**Artikel:**

------------------------------------------------------------

Wohl alle Eltern kennen diesen Tipp: Damit das Baby von Anfang an lernt, alleine in den Schlaf zu finden, soll man es ‚müde aber wach‘ in sein Bettchen legen, damit es sich nicht daran gewöhnt, nur mit Hilfe einzuschlafen. So, hören Eltern überall, legen sie den Grundstein für guten Kinderschlaf. Mit Schuckeln, Tragen und Einschlafstillen bereiteten sie hingegen Schlafproblemen den Weg. Aber: Stimmt das überhaupt?
Nein! Es gibt zwar Babys, die tatsächlich alleine in den Schlaf finden. Doch die allermeisten Babys brauchen beim Einschlafen Hilfe, das ist ganz normal und natürlich.
Wird ein Baby also ‚wach, aber müde‘ ins Bett gelegt, passiert im Normalfall nur eins: Es weint. Weil es Nähe sucht, Angst bekommt, Begleitung braucht.
Das ist keine schlechte Angewohnheit, sondern ein uralter Überlebensmechanismus der Natur: Einschlafen können Babys nur in Sicherheit. Und Sicherheit und Geborgenheit sind für Babys eins.
Dass sie also am liebsten beim Stillen, beim Tragen oder im ruckelnden, schuckelnden Kinderwagen einschlafen, ist völlig logisch.
Es ist ganz normal, dass Babys beim Einschlafen Hilfe brauchen. Und ganz sicher keine schlechte Angewohnheit.
Eltern zu sagen, sie sollten auf all diese natürlichen Einschlafhelfer verzichten und ihr Baby stattdessen einfach ‚müde, aber wach‘ ins Bett legen, ist deshalb nicht nur ein unnützer Rat, sondern auch eine Anleitung zum Scheitern mit Ansage.
Denn die allermeisten Babys schlafen eben nicht ein, wenn sie nach dieser Anleitung ins Bett gebracht werden. Wird Eltern jedoch suggeriert, dass diese Art des Ins-Bett-Bringens der anzustrebende Standard sei, nährt das Selbstzweifel und Schuldgefühle.
Deshalb noch einmal in aller Deutlichkeit: Dass Babys von alleine in den Schlaf finden, wenn sie ‚wach, aber müde‘ ins Bett gelegt werden, kommt vor – aber selten. Der Normalfall ist, dass Kinder zum Einschlafen liebevolle Begleitung brauchen, und zwar viele Jahre lang.

------------------------------------------------------------

**Datensätze:**

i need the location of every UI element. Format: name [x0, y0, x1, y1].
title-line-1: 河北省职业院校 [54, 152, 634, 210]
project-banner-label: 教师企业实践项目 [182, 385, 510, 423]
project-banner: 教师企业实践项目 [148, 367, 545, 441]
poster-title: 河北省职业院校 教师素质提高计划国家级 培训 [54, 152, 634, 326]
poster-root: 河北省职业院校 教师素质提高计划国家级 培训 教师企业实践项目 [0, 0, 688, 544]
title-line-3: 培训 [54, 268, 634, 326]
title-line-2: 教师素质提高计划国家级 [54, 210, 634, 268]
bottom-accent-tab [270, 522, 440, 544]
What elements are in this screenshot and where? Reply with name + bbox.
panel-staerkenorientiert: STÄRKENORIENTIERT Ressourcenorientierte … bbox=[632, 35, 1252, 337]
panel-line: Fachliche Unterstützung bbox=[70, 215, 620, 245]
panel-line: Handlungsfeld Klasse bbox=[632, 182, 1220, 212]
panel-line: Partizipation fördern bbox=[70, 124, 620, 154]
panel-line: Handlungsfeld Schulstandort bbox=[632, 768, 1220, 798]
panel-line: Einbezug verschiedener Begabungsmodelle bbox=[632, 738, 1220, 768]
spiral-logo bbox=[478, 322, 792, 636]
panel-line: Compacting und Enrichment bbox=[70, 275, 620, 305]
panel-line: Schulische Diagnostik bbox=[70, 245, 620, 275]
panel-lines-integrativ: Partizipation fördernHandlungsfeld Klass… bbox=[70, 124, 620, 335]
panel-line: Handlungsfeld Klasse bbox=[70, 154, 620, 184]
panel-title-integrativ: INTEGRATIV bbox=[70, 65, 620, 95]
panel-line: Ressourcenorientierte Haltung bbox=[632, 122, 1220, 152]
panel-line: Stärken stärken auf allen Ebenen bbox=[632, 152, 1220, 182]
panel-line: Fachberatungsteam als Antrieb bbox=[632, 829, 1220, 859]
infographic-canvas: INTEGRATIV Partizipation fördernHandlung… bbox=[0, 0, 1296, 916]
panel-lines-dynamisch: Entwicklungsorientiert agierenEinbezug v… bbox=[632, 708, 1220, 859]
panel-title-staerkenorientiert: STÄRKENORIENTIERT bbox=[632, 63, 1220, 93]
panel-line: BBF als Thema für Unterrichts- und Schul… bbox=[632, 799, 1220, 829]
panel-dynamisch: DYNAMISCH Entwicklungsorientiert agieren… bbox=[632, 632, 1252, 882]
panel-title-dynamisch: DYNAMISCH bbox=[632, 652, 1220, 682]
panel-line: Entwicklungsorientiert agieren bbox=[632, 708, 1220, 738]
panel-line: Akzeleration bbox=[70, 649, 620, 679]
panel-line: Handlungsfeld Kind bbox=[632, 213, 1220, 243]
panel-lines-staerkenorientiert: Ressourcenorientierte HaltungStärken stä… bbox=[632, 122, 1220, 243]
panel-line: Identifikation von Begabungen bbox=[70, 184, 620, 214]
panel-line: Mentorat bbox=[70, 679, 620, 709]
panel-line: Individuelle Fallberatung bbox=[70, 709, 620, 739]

------------------------------------------------------------

**Gestellte Aufgabe:** Schreiben Sie aus dem Artikel über das Einschlafen von Babys alles von „Es ist ganz“ bis hinunter zu „Scheitern mit Ansage.“ wortgetreu ab. Die Datensätze haben hierfür keine Bedeutung.

**Antwort zur Aufgabe:**
Es ist ganz normal, dass Babys beim Einschlafen Hilfe brauchen. Und ganz sicher keine schlechte Angewohnheit.
Eltern zu sagen, sie sollten auf all diese natürlichen Einschlafhelfer verzichten und ihr Baby stattdessen einfach ‚müde, aber wach‘ ins Bett legen, ist deshalb nicht nur ein unnützer Rat, sondern auch eine Anleitung zum Scheitern mit Ansage.